▶ [What is required] Make a verbatim copy of the entries below; pictures stay out.

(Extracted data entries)

--------------------------------

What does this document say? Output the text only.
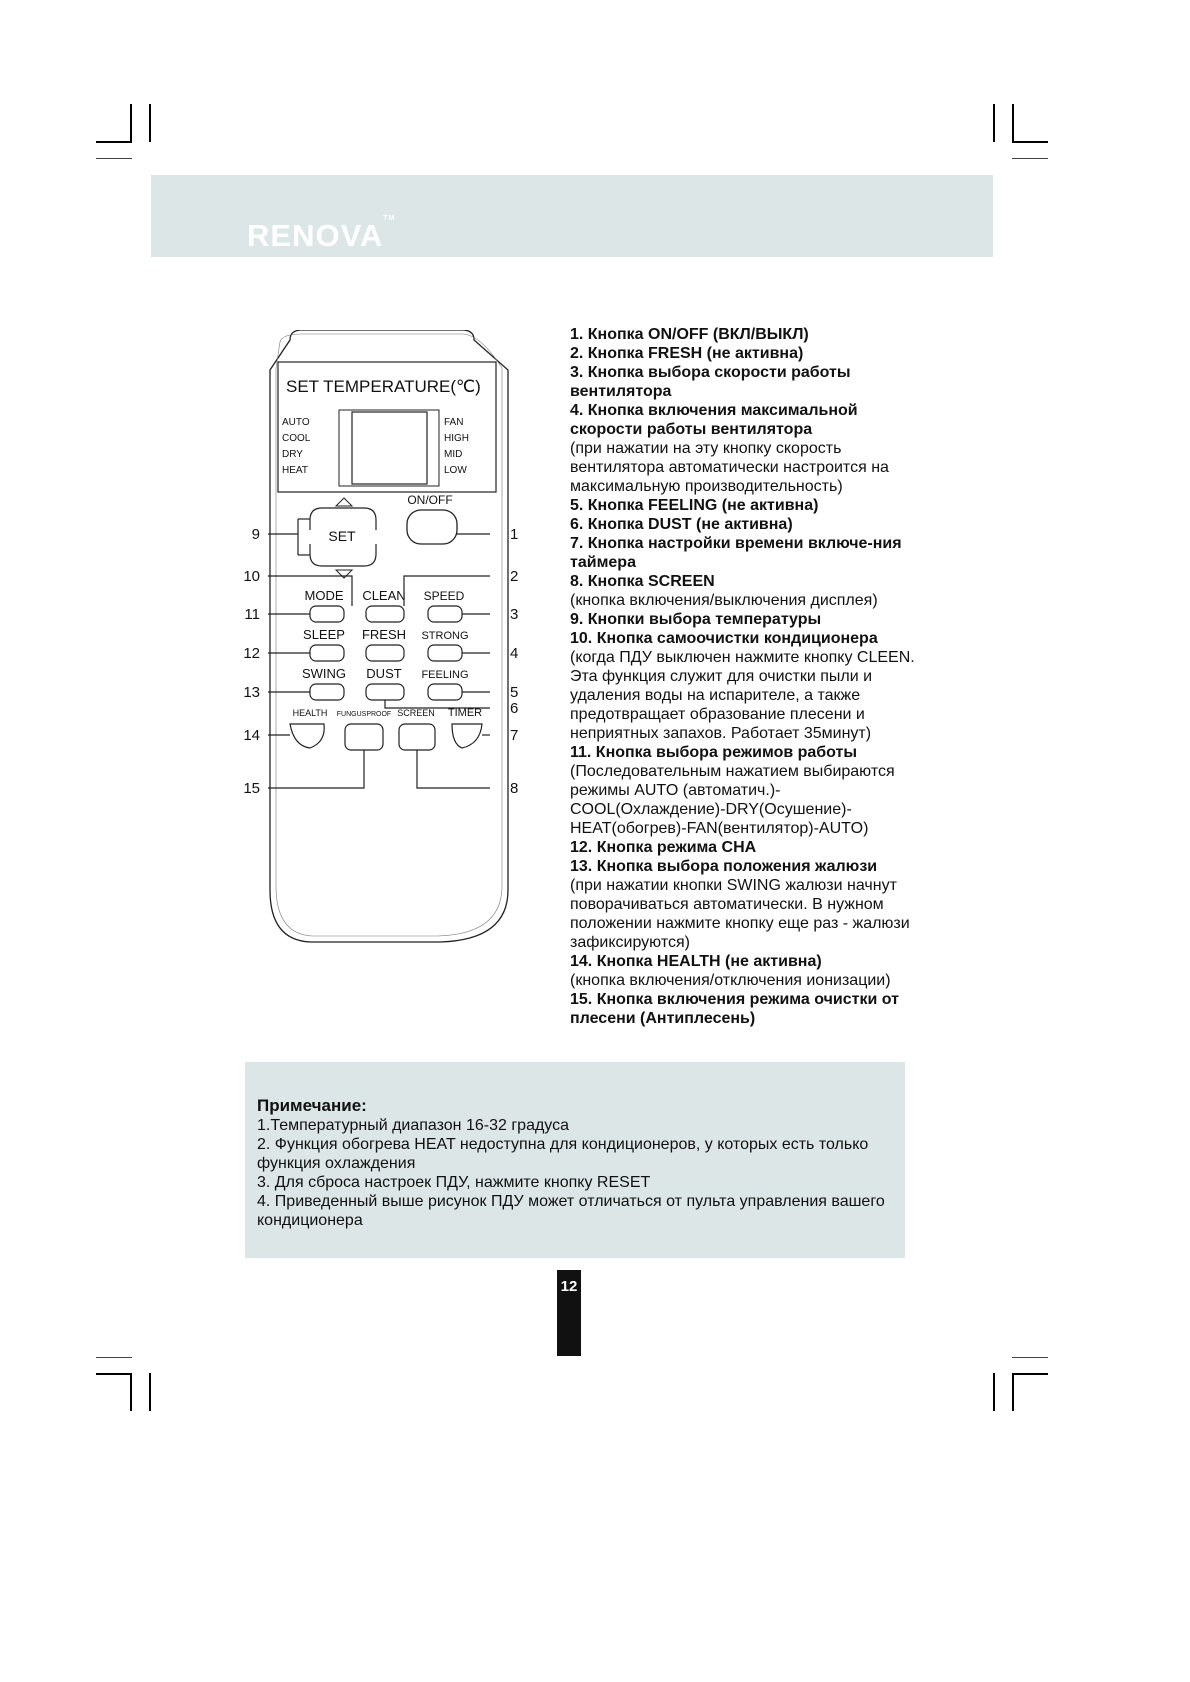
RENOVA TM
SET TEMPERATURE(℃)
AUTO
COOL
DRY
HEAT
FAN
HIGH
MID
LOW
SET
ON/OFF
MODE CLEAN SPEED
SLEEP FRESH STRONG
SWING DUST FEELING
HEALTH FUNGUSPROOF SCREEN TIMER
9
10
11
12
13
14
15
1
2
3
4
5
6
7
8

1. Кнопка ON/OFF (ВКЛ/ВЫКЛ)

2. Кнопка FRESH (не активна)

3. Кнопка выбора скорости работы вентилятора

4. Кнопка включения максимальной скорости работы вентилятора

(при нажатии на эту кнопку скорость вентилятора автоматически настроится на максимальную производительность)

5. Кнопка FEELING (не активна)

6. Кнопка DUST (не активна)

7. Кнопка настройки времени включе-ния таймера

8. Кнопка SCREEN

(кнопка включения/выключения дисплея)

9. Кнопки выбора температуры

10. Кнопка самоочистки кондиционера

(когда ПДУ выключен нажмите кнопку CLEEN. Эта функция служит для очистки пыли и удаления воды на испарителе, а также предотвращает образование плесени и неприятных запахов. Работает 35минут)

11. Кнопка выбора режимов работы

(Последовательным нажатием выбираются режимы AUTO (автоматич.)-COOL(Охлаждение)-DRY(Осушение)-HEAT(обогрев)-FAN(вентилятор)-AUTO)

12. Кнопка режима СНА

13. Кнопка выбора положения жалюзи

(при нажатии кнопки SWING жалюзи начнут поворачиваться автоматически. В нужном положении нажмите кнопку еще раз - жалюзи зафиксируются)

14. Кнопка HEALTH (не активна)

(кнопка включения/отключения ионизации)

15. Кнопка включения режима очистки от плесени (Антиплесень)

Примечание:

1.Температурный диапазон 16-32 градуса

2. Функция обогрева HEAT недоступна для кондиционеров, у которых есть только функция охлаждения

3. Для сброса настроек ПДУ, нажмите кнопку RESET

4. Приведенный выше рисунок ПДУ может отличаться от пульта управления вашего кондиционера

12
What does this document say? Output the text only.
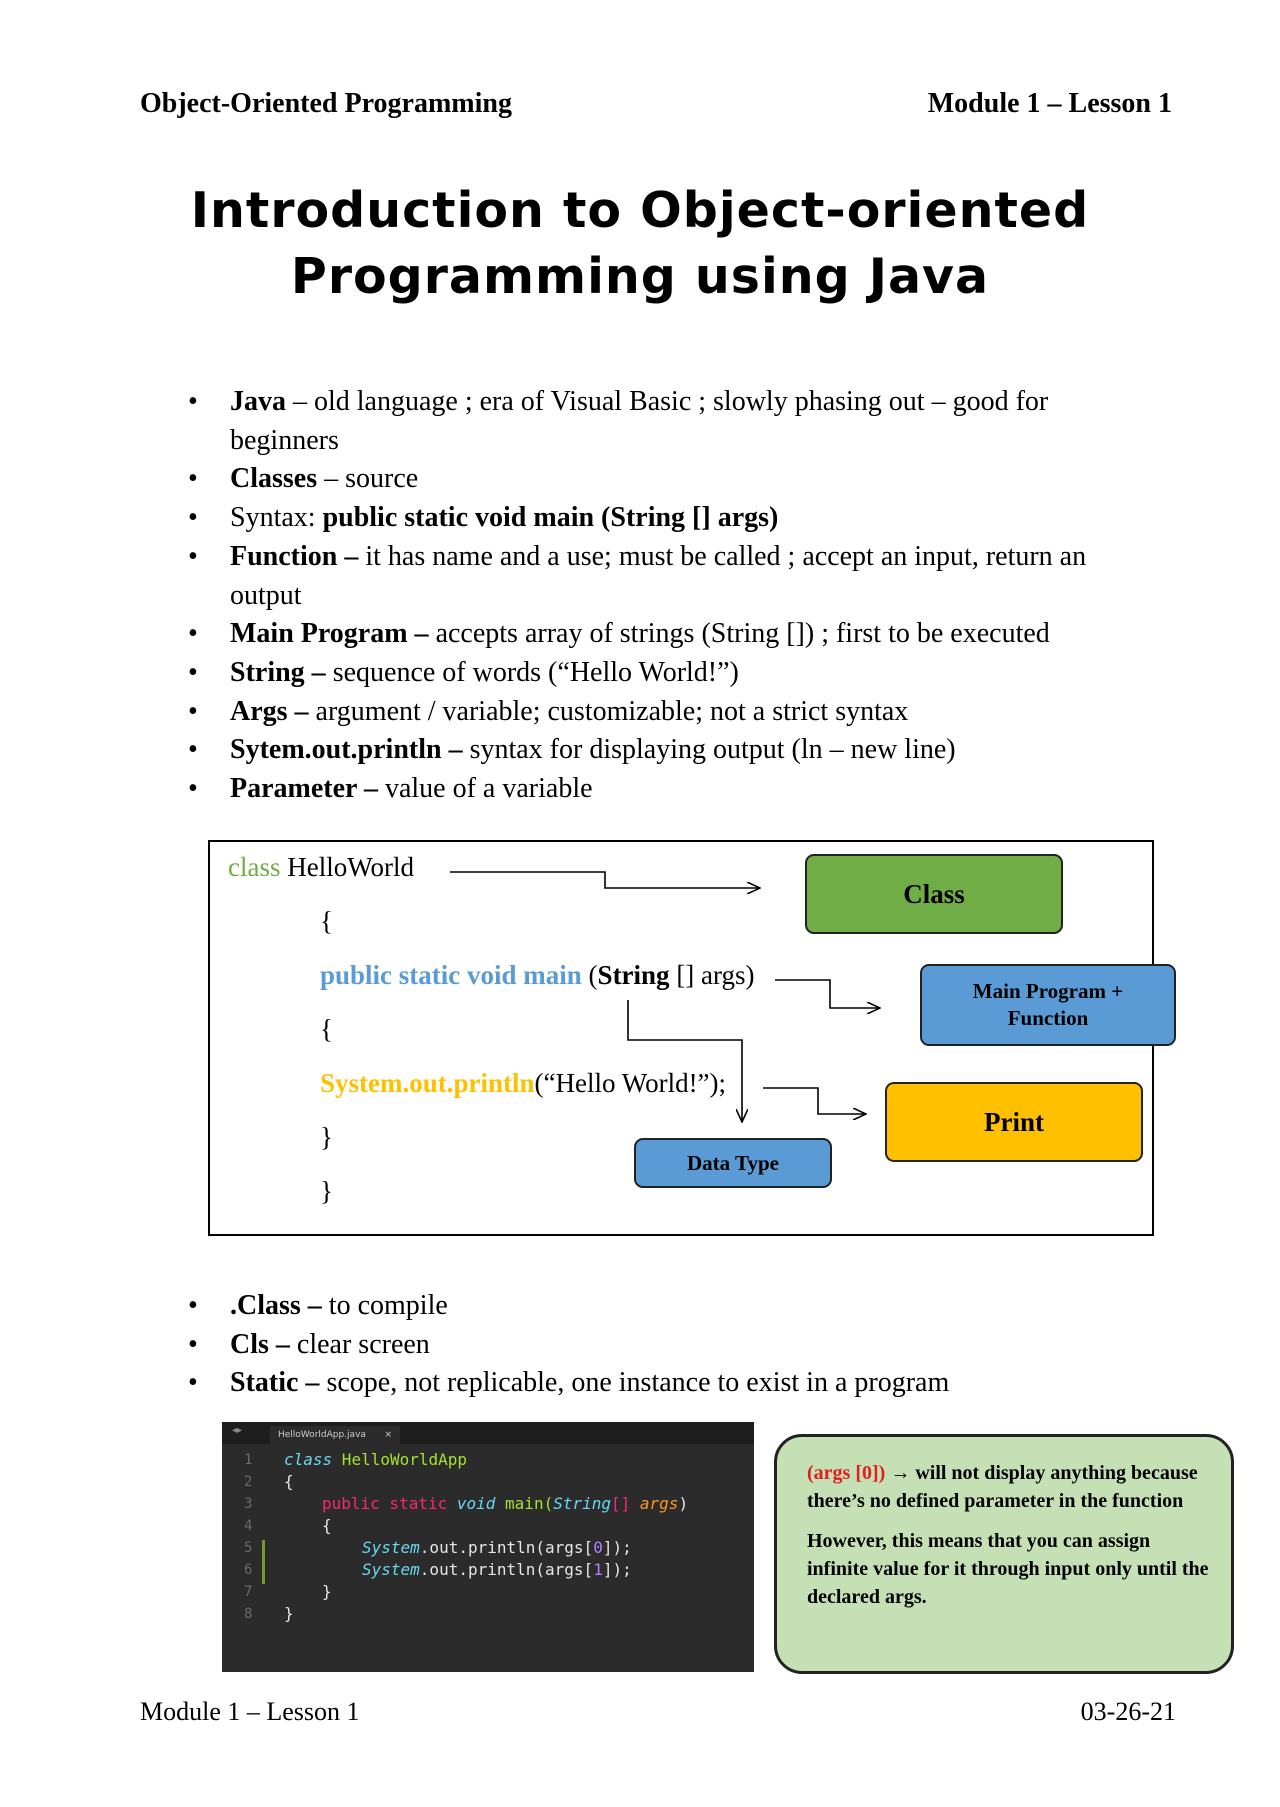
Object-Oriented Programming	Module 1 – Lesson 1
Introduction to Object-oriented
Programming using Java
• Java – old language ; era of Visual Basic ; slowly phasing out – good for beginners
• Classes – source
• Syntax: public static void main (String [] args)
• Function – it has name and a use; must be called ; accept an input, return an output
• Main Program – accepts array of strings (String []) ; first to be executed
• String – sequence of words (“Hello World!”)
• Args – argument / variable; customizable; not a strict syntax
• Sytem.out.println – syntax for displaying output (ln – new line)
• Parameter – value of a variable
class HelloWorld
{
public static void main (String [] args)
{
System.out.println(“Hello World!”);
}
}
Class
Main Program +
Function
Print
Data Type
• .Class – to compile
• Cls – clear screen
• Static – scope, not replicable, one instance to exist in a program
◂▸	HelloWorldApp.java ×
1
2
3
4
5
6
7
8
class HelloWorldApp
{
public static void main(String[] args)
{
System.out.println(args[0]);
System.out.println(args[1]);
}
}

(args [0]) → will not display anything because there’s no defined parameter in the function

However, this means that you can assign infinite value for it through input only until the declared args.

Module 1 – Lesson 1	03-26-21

--------------------------------

▶ [Completed task]
What does this document say? Output the text only.
RENOVA TM
SET TEMPERATURE(℃)
AUTO
COOL
DRY
HEAT
FAN
HIGH
MID
LOW
SET
ON/OFF
MODE CLEAN SPEED
SLEEP FRESH STRONG
SWING DUST FEELING
HEALTH FUNGUSPROOF SCREEN TIMER
9
10
11
12
13
14
15
1
2
3
4
5
6
7
8

1. Кнопка ON/OFF (ВКЛ/ВЫКЛ)

2. Кнопка FRESH (не активна)

3. Кнопка выбора скорости работы вентилятора

4. Кнопка включения максимальной скорости работы вентилятора

(при нажатии на эту кнопку скорость вентилятора автоматически настроится на максимальную производительность)

5. Кнопка FEELING (не активна)

6. Кнопка DUST (не активна)

7. Кнопка настройки времени включе-ния таймера

8. Кнопка SCREEN

(кнопка включения/выключения дисплея)

9. Кнопки выбора температуры

10. Кнопка самоочистки кондиционера

(когда ПДУ выключен нажмите кнопку CLEEN. Эта функция служит для очистки пыли и удаления воды на испарителе, а также предотвращает образование плесени и неприятных запахов. Работает 35минут)

11. Кнопка выбора режимов работы

(Последовательным нажатием выбираются режимы AUTO (автоматич.)-COOL(Охлаждение)-DRY(Осушение)-HEAT(обогрев)-FAN(вентилятор)-AUTO)

12. Кнопка режима СНА

13. Кнопка выбора положения жалюзи

(при нажатии кнопки SWING жалюзи начнут поворачиваться автоматически. В нужном положении нажмите кнопку еще раз - жалюзи зафиксируются)

14. Кнопка HEALTH (не активна)

(кнопка включения/отключения ионизации)

15. Кнопка включения режима очистки от плесени (Антиплесень)

Примечание:

1.Температурный диапазон 16-32 градуса

2. Функция обогрева HEAT недоступна для кондиционеров, у которых есть только функция охлаждения

3. Для сброса настроек ПДУ, нажмите кнопку RESET

4. Приведенный выше рисунок ПДУ может отличаться от пульта управления вашего кондиционера

12
What does this document say? Output the text only.
Object-Oriented Programming	Module 1 – Lesson 1
Introduction to Object-oriented
Programming using Java
• Java – old language ; era of Visual Basic ; slowly phasing out – good for beginners
• Classes – source
• Syntax: public static void main (String [] args)
• Function – it has name and a use; must be called ; accept an input, return an output
• Main Program – accepts array of strings (String []) ; first to be executed
• String – sequence of words (“Hello World!”)
• Args – argument / variable; customizable; not a strict syntax
• Sytem.out.println – syntax for displaying output (ln – new line)
• Parameter – value of a variable
class HelloWorld
{
public static void main (String [] args)
{
System.out.println(“Hello World!”);
}
}
Class
Main Program +
Function
Print
Data Type
• .Class – to compile
• Cls – clear screen
• Static – scope, not replicable, one instance to exist in a program
◂▸	HelloWorldApp.java ×
1
2
3
4
5
6
7
8
class HelloWorldApp
{
public static void main(String[] args)
{
System.out.println(args[0]);
System.out.println(args[1]);
}
}

(args [0]) → will not display anything because there’s no defined parameter in the function

However, this means that you can assign infinite value for it through input only until the declared args.

Module 1 – Lesson 1	03-26-21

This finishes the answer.